- _Directions for this task_: Can you pull out each line of the data below that includes the word "name"?

- _Given data_:
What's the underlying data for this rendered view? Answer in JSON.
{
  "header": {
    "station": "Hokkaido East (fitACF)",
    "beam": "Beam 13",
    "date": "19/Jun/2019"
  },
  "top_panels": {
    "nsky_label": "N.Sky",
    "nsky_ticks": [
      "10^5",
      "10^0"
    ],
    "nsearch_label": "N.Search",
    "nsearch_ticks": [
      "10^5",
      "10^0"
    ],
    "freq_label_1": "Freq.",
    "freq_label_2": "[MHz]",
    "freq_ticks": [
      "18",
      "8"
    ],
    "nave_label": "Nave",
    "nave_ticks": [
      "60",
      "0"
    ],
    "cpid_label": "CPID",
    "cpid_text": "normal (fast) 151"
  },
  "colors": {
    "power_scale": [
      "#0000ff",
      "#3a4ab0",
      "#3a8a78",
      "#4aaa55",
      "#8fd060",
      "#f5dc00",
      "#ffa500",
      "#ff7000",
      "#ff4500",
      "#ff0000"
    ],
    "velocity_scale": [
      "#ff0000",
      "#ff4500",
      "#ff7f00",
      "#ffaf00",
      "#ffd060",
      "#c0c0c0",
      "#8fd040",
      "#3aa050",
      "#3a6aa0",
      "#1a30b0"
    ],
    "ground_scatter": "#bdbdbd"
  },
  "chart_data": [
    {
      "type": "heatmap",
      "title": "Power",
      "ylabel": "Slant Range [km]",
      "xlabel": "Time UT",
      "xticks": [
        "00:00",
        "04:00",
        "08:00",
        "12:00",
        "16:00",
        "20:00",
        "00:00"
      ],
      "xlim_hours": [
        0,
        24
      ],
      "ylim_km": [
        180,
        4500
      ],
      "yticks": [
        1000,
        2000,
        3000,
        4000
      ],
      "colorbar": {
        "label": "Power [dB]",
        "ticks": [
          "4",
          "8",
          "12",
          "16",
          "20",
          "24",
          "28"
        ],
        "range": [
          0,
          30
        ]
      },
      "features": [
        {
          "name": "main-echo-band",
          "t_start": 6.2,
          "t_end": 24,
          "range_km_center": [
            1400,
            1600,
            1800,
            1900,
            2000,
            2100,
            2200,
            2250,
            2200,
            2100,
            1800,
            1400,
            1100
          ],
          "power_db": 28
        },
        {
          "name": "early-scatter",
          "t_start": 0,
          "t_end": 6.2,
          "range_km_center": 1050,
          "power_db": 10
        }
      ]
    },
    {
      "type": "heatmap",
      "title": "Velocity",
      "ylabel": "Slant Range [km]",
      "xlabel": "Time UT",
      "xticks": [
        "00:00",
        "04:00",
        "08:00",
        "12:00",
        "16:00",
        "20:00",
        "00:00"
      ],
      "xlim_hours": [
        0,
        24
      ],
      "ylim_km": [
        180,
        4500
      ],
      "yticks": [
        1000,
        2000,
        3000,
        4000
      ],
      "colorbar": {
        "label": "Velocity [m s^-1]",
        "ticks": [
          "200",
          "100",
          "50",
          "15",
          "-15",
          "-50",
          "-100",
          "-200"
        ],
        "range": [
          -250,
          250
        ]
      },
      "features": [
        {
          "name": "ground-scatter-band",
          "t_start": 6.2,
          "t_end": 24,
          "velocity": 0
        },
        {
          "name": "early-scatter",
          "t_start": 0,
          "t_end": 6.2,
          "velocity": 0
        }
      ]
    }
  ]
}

- _Worked solution_:
          "name": "main-echo-band",
          "name": "early-scatter",
          "name": "ground-scatter-band",
          "name": "early-scatter",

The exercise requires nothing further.